● **Directive**
Gather every line of the data below that contains the string "divider". Case matters.
▬▬▬
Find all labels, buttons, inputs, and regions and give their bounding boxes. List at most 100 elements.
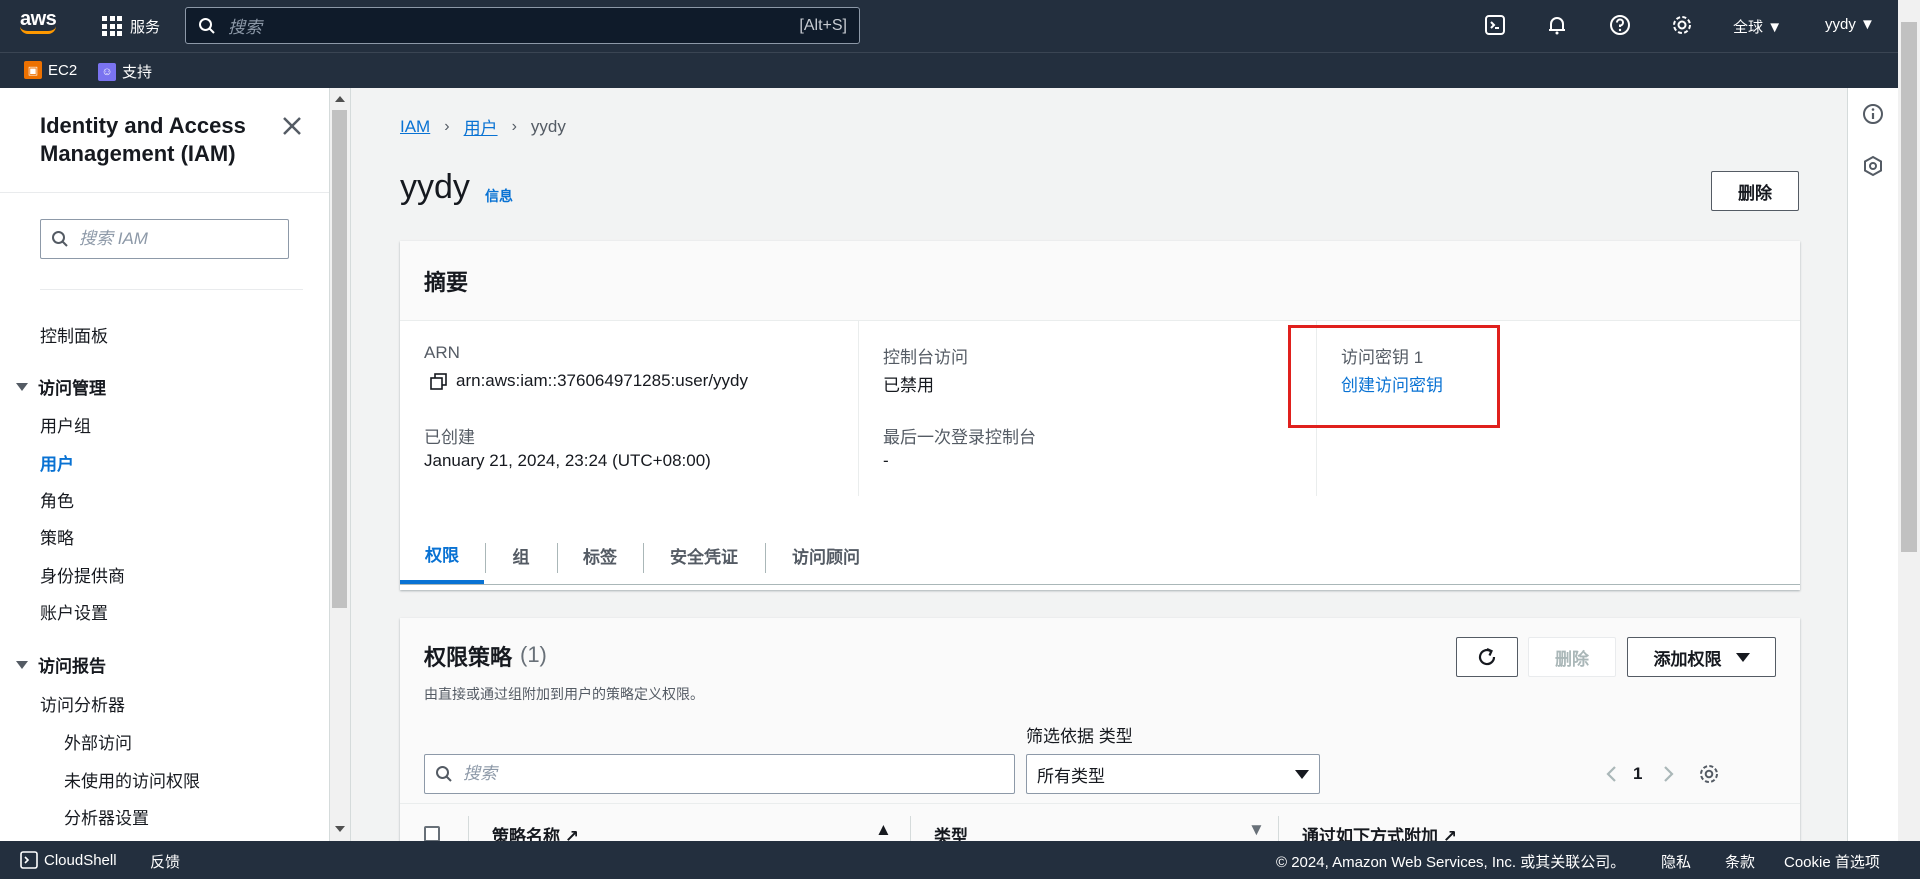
permissions-count: (1) — [520, 642, 547, 667]
policies-table-header: 策略名称 ↗ ▲ 类型 ▼ 通过如下方式附加 ↗ — [400, 803, 1800, 841]
column-label: 通过如下方式附加 — [1302, 827, 1438, 841]
divider — [40, 289, 303, 290]
section-label: 访问管理 — [38, 379, 106, 398]
search-icon — [199, 17, 215, 34]
notifications-bell-icon[interactable] — [1545, 13, 1569, 37]
sort-icon[interactable]: ▼ — [1248, 820, 1265, 840]
tab-tags[interactable]: 标签 — [558, 526, 642, 584]
sidebar-item-dashboard[interactable]: 控制面板 — [40, 322, 108, 347]
tab-security-credentials[interactable]: 安全凭证 — [644, 526, 764, 584]
sidebar-item-user-groups[interactable]: 用户组 — [40, 412, 91, 437]
sidebar-item-account-settings[interactable]: 账户设置 — [40, 599, 108, 624]
column-type[interactable]: 类型 — [934, 822, 968, 841]
page-scrollbar[interactable] — [1898, 0, 1920, 841]
tab-access-advisor[interactable]: 访问顾问 — [766, 526, 886, 584]
scroll-up-arrow-icon[interactable] — [335, 96, 345, 102]
privacy-link[interactable]: 隐私 — [1661, 851, 1691, 872]
sidebar-item-access-analyzer[interactable]: 访问分析器 — [40, 691, 125, 716]
page-title: yydy — [400, 168, 470, 206]
tab-permissions[interactable]: 权限 — [400, 526, 484, 584]
favorite-ec2[interactable]: ▣ EC2 — [24, 61, 77, 79]
help-icon[interactable] — [1608, 13, 1632, 37]
main-content: IAM › 用户 › yydy yydy 信息 删除 摘要 ARN arn:aw… — [351, 88, 1847, 841]
arn-label: ARN — [424, 343, 460, 362]
summary-title: 摘要 — [424, 270, 469, 295]
column-separator — [468, 816, 469, 841]
cookie-preferences-link[interactable]: Cookie 首选项 — [1784, 851, 1880, 872]
page-number[interactable]: 1 — [1633, 764, 1642, 784]
scroll-down-arrow-icon[interactable] — [335, 826, 345, 832]
add-permissions-button[interactable]: 添加权限 — [1627, 637, 1776, 677]
breadcrumb-users[interactable]: 用户 — [464, 114, 498, 139]
add-permissions-label: 添加权限 — [1653, 649, 1722, 669]
chevron-right-icon[interactable] — [1658, 764, 1678, 784]
chevron-left-icon[interactable] — [1602, 764, 1622, 784]
policy-search-input[interactable] — [463, 764, 1003, 784]
terms-link[interactable]: 条款 — [1725, 851, 1755, 872]
permissions-policies-panel: 权限策略 (1) 由直接或通过组附加到用户的策略定义权限。 删除 添加权限 筛选… — [400, 618, 1800, 841]
divider — [0, 192, 329, 193]
highlight-annotation — [1288, 325, 1500, 428]
column-policy-name[interactable]: 策略名称 ↗ — [492, 822, 579, 841]
column-attached-via[interactable]: 通过如下方式附加 ↗ — [1302, 822, 1457, 841]
section-label: 访问报告 — [38, 657, 106, 676]
region-selector[interactable]: 全球 ▼ — [1733, 16, 1782, 37]
services-menu-button[interactable]: 服务 — [102, 14, 160, 38]
ec2-icon: ▣ — [24, 61, 42, 79]
permissions-description: 由直接或通过组附加到用户的策略定义权限。 — [424, 686, 704, 702]
close-icon[interactable] — [280, 114, 304, 138]
settings-gear-icon[interactable] — [1698, 763, 1720, 785]
chevron-down-icon: ▼ — [1767, 19, 1783, 36]
policy-search-field[interactable] — [424, 754, 1015, 794]
sidebar-section-access-management[interactable]: 访问管理 — [16, 374, 106, 399]
refresh-button[interactable] — [1456, 637, 1518, 677]
breadcrumb-iam[interactable]: IAM — [400, 117, 430, 137]
tab-bar: 权限 组 标签 安全凭证 访问顾问 — [400, 526, 1800, 585]
global-search-input[interactable]: 搜索 [Alt+S] — [185, 7, 860, 44]
copy-icon[interactable] — [430, 373, 448, 391]
cloudshell-button[interactable]: CloudShell — [20, 851, 117, 869]
account-menu[interactable]: yydy ▼ — [1825, 16, 1875, 33]
external-link-icon: ↗ — [1442, 827, 1457, 841]
sort-ascending-icon[interactable]: ▲ — [875, 820, 892, 840]
right-tools-rail — [1847, 88, 1898, 841]
sidebar-item-unused-access[interactable]: 未使用的访问权限 — [64, 767, 200, 792]
delete-user-button[interactable]: 删除 — [1711, 171, 1799, 211]
favorites-bar: ▣ EC2 ☺ 支持 — [0, 52, 1920, 88]
sidebar-item-policies[interactable]: 策略 — [40, 524, 74, 549]
cloudshell-label: CloudShell — [44, 851, 117, 869]
info-icon[interactable] — [1861, 102, 1885, 126]
permissions-title: 权限策略 — [424, 645, 513, 670]
sidebar-search-input[interactable] — [79, 229, 269, 249]
type-filter-select[interactable]: 所有类型 — [1026, 754, 1320, 794]
sidebar-item-analyzer-settings[interactable]: 分析器设置 — [64, 804, 149, 829]
sidebar-item-external-access[interactable]: 外部访问 — [64, 729, 132, 754]
caret-down-icon — [16, 660, 28, 669]
settings-gear-icon[interactable] — [1670, 13, 1694, 37]
sidebar-item-roles[interactable]: 角色 — [40, 487, 74, 512]
feedback-link[interactable]: 反馈 — [150, 851, 180, 872]
summary-column-2: 控制台访问 已禁用 最后一次登录控制台 - — [858, 321, 1316, 496]
sidebar-item-identity-providers[interactable]: 身份提供商 — [40, 562, 125, 587]
sidebar-scrollbar[interactable] — [330, 88, 351, 841]
aws-logo-text: aws — [20, 8, 57, 30]
favorite-support[interactable]: ☺ 支持 — [98, 61, 152, 82]
scrollbar-thumb[interactable] — [1901, 22, 1917, 552]
aws-logo[interactable]: aws — [20, 9, 64, 43]
select-all-checkbox[interactable] — [424, 826, 440, 841]
caret-down-icon — [16, 382, 28, 391]
search-placeholder: 搜索 — [228, 18, 262, 37]
delete-policy-button[interactable]: 删除 — [1528, 637, 1616, 677]
sidebar-section-access-reports[interactable]: 访问报告 — [16, 652, 106, 677]
type-select-value: 所有类型 — [1037, 766, 1105, 786]
cloudshell-icon[interactable] — [1483, 13, 1507, 37]
caret-down-icon — [1295, 769, 1309, 779]
sidebar-item-users[interactable]: 用户 — [40, 450, 74, 475]
tab-groups[interactable]: 组 — [486, 526, 556, 584]
sidebar-search-field[interactable] — [40, 219, 289, 259]
info-link[interactable]: 信息 — [485, 186, 513, 206]
search-icon — [52, 231, 68, 247]
feedback-hexagon-icon[interactable] — [1861, 154, 1885, 178]
created-value: January 21, 2024, 23:24 (UTC+08:00) — [424, 451, 711, 470]
scrollbar-thumb[interactable] — [332, 110, 347, 608]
▬▬▬
● **Expected answer**
divider — [40, 289, 303, 290]
divider — [0, 192, 329, 193]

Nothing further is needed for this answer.